** BEGIN **

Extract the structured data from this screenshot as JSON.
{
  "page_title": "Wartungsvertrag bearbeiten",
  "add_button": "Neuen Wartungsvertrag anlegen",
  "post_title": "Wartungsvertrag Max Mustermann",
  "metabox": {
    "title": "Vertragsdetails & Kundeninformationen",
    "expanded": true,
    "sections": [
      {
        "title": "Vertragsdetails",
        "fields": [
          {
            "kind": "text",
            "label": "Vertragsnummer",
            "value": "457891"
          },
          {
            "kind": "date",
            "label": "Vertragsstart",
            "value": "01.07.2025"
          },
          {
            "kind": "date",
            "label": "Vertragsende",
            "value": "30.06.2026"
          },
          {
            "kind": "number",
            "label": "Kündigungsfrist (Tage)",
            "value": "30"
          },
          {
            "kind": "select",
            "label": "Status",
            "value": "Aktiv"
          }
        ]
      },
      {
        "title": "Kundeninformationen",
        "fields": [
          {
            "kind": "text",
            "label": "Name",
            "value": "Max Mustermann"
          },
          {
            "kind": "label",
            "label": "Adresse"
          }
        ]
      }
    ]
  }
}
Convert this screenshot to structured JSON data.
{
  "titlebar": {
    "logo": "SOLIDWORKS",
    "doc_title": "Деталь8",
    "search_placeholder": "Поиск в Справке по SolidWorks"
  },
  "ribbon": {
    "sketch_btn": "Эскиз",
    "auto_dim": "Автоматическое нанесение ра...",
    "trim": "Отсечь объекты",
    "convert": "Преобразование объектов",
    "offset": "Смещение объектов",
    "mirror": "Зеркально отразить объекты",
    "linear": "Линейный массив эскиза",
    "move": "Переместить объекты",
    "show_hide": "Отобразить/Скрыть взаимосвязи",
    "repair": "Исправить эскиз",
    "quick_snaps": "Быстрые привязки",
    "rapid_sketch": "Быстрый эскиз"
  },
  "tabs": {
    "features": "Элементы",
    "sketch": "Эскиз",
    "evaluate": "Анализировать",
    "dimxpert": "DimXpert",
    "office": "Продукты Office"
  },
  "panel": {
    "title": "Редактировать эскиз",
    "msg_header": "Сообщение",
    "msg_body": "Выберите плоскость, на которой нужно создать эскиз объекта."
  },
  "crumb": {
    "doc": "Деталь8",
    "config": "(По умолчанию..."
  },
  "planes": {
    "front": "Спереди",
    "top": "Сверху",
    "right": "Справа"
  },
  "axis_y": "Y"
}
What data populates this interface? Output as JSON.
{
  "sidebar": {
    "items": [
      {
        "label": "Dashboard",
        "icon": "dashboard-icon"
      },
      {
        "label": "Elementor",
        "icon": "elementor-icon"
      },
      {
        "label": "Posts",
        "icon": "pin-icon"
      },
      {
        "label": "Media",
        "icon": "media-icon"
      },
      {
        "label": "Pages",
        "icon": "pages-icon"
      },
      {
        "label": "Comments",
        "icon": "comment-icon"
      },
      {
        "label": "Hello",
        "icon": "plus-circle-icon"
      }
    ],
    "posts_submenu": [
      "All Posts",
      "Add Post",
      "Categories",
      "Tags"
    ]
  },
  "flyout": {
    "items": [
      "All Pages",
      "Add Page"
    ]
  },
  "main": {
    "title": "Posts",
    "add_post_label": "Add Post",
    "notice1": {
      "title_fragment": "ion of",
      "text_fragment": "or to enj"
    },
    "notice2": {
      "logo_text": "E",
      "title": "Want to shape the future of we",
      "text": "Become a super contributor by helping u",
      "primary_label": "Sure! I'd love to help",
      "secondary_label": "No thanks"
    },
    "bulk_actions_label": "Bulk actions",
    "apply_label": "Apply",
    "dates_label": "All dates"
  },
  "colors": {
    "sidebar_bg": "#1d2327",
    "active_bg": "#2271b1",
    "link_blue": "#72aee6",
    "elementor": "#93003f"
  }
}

** END **

Repeat every record, exactly as written.

* OUTPUT:
Extract the structured data from this screenshot as JSON.
{
  "page_title": "Wartungsvertrag bearbeiten",
  "add_button": "Neuen Wartungsvertrag anlegen",
  "post_title": "Wartungsvertrag Max Mustermann",
  "metabox": {
    "title": "Vertragsdetails & Kundeninformationen",
    "expanded": true,
    "sections": [
      {
        "title": "Vertragsdetails",
        "fields": [
          {
            "kind": "text",
            "label": "Vertragsnummer",
            "value": "457891"
          },
          {
            "kind": "date",
            "label": "Vertragsstart",
            "value": "01.07.2025"
          },
          {
            "kind": "date",
            "label": "Vertragsende",
            "value": "30.06.2026"
          },
          {
            "kind": "number",
            "label": "Kündigungsfrist (Tage)",
            "value": "30"
          },
          {
            "kind": "select",
            "label": "Status",
            "value": "Aktiv"
          }
        ]
      },
      {
        "title": "Kundeninformationen",
        "fields": [
          {
            "kind": "text",
            "label": "Name",
            "value": "Max Mustermann"
          },
          {
            "kind": "label",
            "label": "Adresse"
          }
        ]
      }
    ]
  }
}
Convert this screenshot to structured JSON data.
{
  "titlebar": {
    "logo": "SOLIDWORKS",
    "doc_title": "Деталь8",
    "search_placeholder": "Поиск в Справке по SolidWorks"
  },
  "ribbon": {
    "sketch_btn": "Эскиз",
    "auto_dim": "Автоматическое нанесение ра...",
    "trim": "Отсечь объекты",
    "convert": "Преобразование объектов",
    "offset": "Смещение объектов",
    "mirror": "Зеркально отразить объекты",
    "linear": "Линейный массив эскиза",
    "move": "Переместить объекты",
    "show_hide": "Отобразить/Скрыть взаимосвязи",
    "repair": "Исправить эскиз",
    "quick_snaps": "Быстрые привязки",
    "rapid_sketch": "Быстрый эскиз"
  },
  "tabs": {
    "features": "Элементы",
    "sketch": "Эскиз",
    "evaluate": "Анализировать",
    "dimxpert": "DimXpert",
    "office": "Продукты Office"
  },
  "panel": {
    "title": "Редактировать эскиз",
    "msg_header": "Сообщение",
    "msg_body": "Выберите плоскость, на которой нужно создать эскиз объекта."
  },
  "crumb": {
    "doc": "Деталь8",
    "config": "(По умолчанию..."
  },
  "planes": {
    "front": "Спереди",
    "top": "Сверху",
    "right": "Справа"
  },
  "axis_y": "Y"
}
What data populates this interface? Output as JSON.
{
  "sidebar": {
    "items": [
      {
        "label": "Dashboard",
        "icon": "dashboard-icon"
      },
      {
        "label": "Elementor",
        "icon": "elementor-icon"
      },
      {
        "label": "Posts",
        "icon": "pin-icon"
      },
      {
        "label": "Media",
        "icon": "media-icon"
      },
      {
        "label": "Pages",
        "icon": "pages-icon"
      },
      {
        "label": "Comments",
        "icon": "comment-icon"
      },
      {
        "label": "Hello",
        "icon": "plus-circle-icon"
      }
    ],
    "posts_submenu": [
      "All Posts",
      "Add Post",
      "Categories",
      "Tags"
    ]
  },
  "flyout": {
    "items": [
      "All Pages",
      "Add Page"
    ]
  },
  "main": {
    "title": "Posts",
    "add_post_label": "Add Post",
    "notice1": {
      "title_fragment": "ion of",
      "text_fragment": "or to enj"
    },
    "notice2": {
      "logo_text": "E",
      "title": "Want to shape the future of we",
      "text": "Become a super contributor by helping u",
      "primary_label": "Sure! I'd love to help",
      "secondary_label": "No thanks"
    },
    "bulk_actions_label": "Bulk actions",
    "apply_label": "Apply",
    "dates_label": "All dates"
  },
  "colors": {
    "sidebar_bg": "#1d2327",
    "active_bg": "#2271b1",
    "link_blue": "#72aee6",
    "elementor": "#93003f"
  }
}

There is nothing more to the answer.